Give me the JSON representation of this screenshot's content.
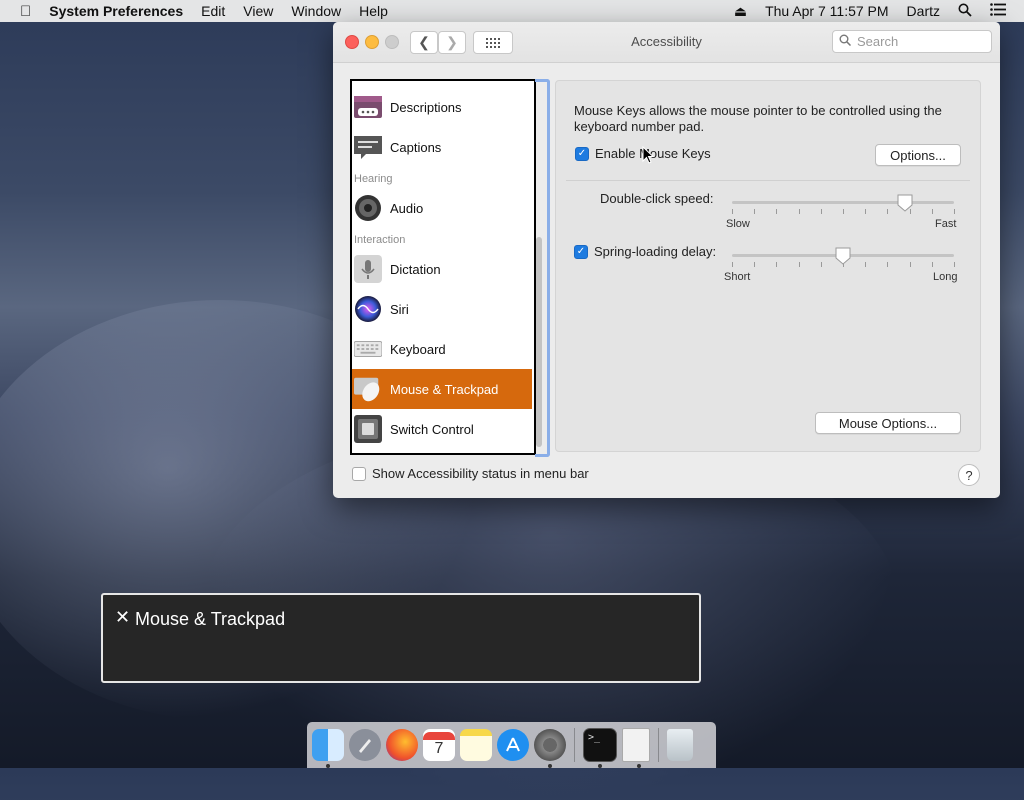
{
  "menubar": {
    "app": "System Preferences",
    "items": [
      "Edit",
      "View",
      "Window",
      "Help"
    ],
    "datetime": "Thu Apr 7  11:57 PM",
    "user": "Dartz"
  },
  "window": {
    "title": "Accessibility",
    "search_placeholder": "Search"
  },
  "sidebar": {
    "items": [
      {
        "label": "Descriptions",
        "icon": "descriptions-icon"
      },
      {
        "label": "Captions",
        "icon": "captions-icon"
      },
      {
        "label": "Audio",
        "icon": "speaker-icon"
      },
      {
        "label": "Dictation",
        "icon": "microphone-icon"
      },
      {
        "label": "Siri",
        "icon": "siri-icon"
      },
      {
        "label": "Keyboard",
        "icon": "keyboard-icon"
      },
      {
        "label": "Mouse & Trackpad",
        "icon": "mouse-icon",
        "selected": true
      },
      {
        "label": "Switch Control",
        "icon": "switch-control-icon"
      }
    ],
    "sections": {
      "hearing": "Hearing",
      "interaction": "Interaction"
    }
  },
  "panel": {
    "description": "Mouse Keys allows the mouse pointer to be controlled using the keyboard number pad.",
    "enable_mouse_keys": {
      "label": "Enable Mouse Keys",
      "checked": true
    },
    "options_button": "Options...",
    "double_click": {
      "label": "Double-click speed:",
      "min_label": "Slow",
      "max_label": "Fast",
      "value": 0.78
    },
    "spring_loading": {
      "label": "Spring-loading delay:",
      "checked": true,
      "min_label": "Short",
      "max_label": "Long",
      "value": 0.5
    },
    "mouse_options_button": "Mouse Options..."
  },
  "footer": {
    "status_label": "Show Accessibility status in menu bar",
    "status_checked": false,
    "help": "?"
  },
  "caption_panel": {
    "close": "✕",
    "text": "Mouse & Trackpad"
  },
  "dock": {
    "apps": [
      "finder-icon",
      "launchpad-icon",
      "firefox-icon",
      "calendar-icon",
      "notes-icon",
      "app-store-icon",
      "system-preferences-icon",
      "terminal-icon",
      "document-icon",
      "trash-icon"
    ],
    "calendar_day": "7"
  },
  "colors": {
    "selection": "#d6690d",
    "checkbox": "#1e7be0"
  }
}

--

Exercise directions: Select all lines in the listing that include the word "Options".

The output:
    "options_button": "Options...",
    "mouse_options_button": "Mouse Options..."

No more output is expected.